• WHAT TO PRODUCE: Each entry has to be copied exactly, with nothing missed.

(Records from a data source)
■ ■ ■ ■ ■ ■ ■

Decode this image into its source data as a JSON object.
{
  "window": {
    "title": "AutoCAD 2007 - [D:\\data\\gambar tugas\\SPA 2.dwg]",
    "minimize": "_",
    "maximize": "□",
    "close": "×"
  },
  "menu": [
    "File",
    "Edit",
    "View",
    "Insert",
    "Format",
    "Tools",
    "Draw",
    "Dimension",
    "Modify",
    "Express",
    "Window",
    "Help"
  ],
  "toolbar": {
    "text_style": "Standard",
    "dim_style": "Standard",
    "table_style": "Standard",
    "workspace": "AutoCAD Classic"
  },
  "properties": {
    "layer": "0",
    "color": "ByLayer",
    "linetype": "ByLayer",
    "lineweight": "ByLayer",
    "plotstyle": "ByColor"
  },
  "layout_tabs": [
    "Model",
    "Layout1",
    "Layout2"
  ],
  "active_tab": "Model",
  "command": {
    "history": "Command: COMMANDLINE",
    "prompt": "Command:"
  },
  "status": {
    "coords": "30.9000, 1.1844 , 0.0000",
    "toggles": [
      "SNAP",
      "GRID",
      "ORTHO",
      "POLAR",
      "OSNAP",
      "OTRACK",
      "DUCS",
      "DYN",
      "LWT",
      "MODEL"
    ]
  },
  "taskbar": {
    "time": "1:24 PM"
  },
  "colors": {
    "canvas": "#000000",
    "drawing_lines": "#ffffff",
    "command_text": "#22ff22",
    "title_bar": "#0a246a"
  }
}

■ ■ ■ ■ ■ ■ ■

• EXERCISE RESPONSE:
Decode this image into its source data as a JSON object.
{
  "window": {
    "title": "AutoCAD 2007 - [D:\\data\\gambar tugas\\SPA 2.dwg]",
    "minimize": "_",
    "maximize": "□",
    "close": "×"
  },
  "menu": [
    "File",
    "Edit",
    "View",
    "Insert",
    "Format",
    "Tools",
    "Draw",
    "Dimension",
    "Modify",
    "Express",
    "Window",
    "Help"
  ],
  "toolbar": {
    "text_style": "Standard",
    "dim_style": "Standard",
    "table_style": "Standard",
    "workspace": "AutoCAD Classic"
  },
  "properties": {
    "layer": "0",
    "color": "ByLayer",
    "linetype": "ByLayer",
    "lineweight": "ByLayer",
    "plotstyle": "ByColor"
  },
  "layout_tabs": [
    "Model",
    "Layout1",
    "Layout2"
  ],
  "active_tab": "Model",
  "command": {
    "history": "Command: COMMANDLINE",
    "prompt": "Command:"
  },
  "status": {
    "coords": "30.9000, 1.1844 , 0.0000",
    "toggles": [
      "SNAP",
      "GRID",
      "ORTHO",
      "POLAR",
      "OSNAP",
      "OTRACK",
      "DUCS",
      "DYN",
      "LWT",
      "MODEL"
    ]
  },
  "taskbar": {
    "time": "1:24 PM"
  },
  "colors": {
    "canvas": "#000000",
    "drawing_lines": "#ffffff",
    "command_text": "#22ff22",
    "title_bar": "#0a246a"
  }
}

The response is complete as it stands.